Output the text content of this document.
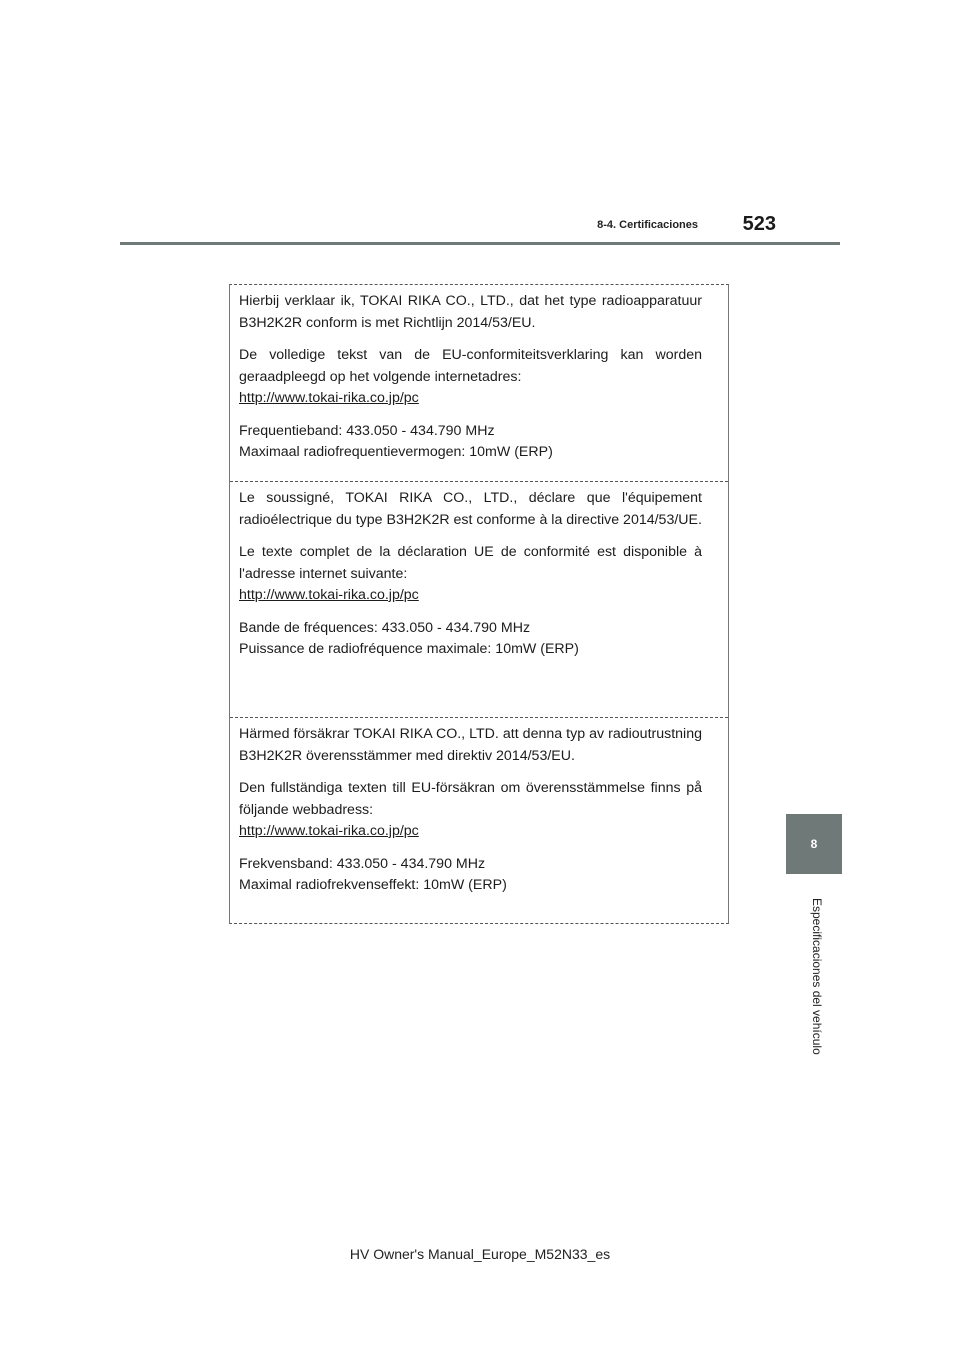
8-4. Certificaciones	523
8
Especificaciones del vehículo

Hierbij verklaar ik, TOKAI RIKA CO., LTD., dat het type radioapparatuur B3H2K2R conform is met Richtlijn 2014/53/EU.

De volledige tekst van de EU-conformiteitsverklaring kan worden geraadpleegd op het volgende internetadres:
http://www.tokai-rika.co.jp/pc

Frequentieband: 433.050 - 434.790 MHz
Maximaal radiofrequentievermogen: 10mW (ERP)

Le soussigné, TOKAI RIKA CO., LTD., déclare que l'équipement radioélectrique du type B3H2K2R est conforme à la directive 2014/53/UE.

Le texte complet de la déclaration UE de conformité est disponible à l'adresse internet suivante:
http://www.tokai-rika.co.jp/pc

Bande de fréquences: 433.050 - 434.790 MHz
Puissance de radiofréquence maximale: 10mW (ERP)

Härmed försäkrar TOKAI RIKA CO., LTD. att denna typ av radioutrustning B3H2K2R överensstämmer med direktiv 2014/53/EU.

Den fullständiga texten till EU-försäkran om överensstämmelse finns på följande webbadress:
http://www.tokai-rika.co.jp/pc

Frekvensband: 433.050 - 434.790 MHz
Maximal radiofrekvenseffekt: 10mW (ERP)

HV Owner's Manual_Europe_M52N33_es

▶ [INSTRUCTION] Without the pictures, repeat all the records word for word.

▶ [ANSWER BELOW]
Output the text content of this document.
8-4. Certificaciones	523
8
Especificaciones del vehículo

Hierbij verklaar ik, TOKAI RIKA CO., LTD., dat het type radioapparatuur B3H2K2R conform is met Richtlijn 2014/53/EU.

De volledige tekst van de EU-conformiteitsverklaring kan worden geraadpleegd op het volgende internetadres:
http://www.tokai-rika.co.jp/pc

Frequentieband: 433.050 - 434.790 MHz
Maximaal radiofrequentievermogen: 10mW (ERP)

Le soussigné, TOKAI RIKA CO., LTD., déclare que l'équipement radioélectrique du type B3H2K2R est conforme à la directive 2014/53/UE.

Le texte complet de la déclaration UE de conformité est disponible à l'adresse internet suivante:
http://www.tokai-rika.co.jp/pc

Bande de fréquences: 433.050 - 434.790 MHz
Puissance de radiofréquence maximale: 10mW (ERP)

Härmed försäkrar TOKAI RIKA CO., LTD. att denna typ av radioutrustning B3H2K2R överensstämmer med direktiv 2014/53/EU.

Den fullständiga texten till EU-försäkran om överensstämmelse finns på följande webbadress:
http://www.tokai-rika.co.jp/pc

Frekvensband: 433.050 - 434.790 MHz
Maximal radiofrekvenseffekt: 10mW (ERP)

HV Owner's Manual_Europe_M52N33_es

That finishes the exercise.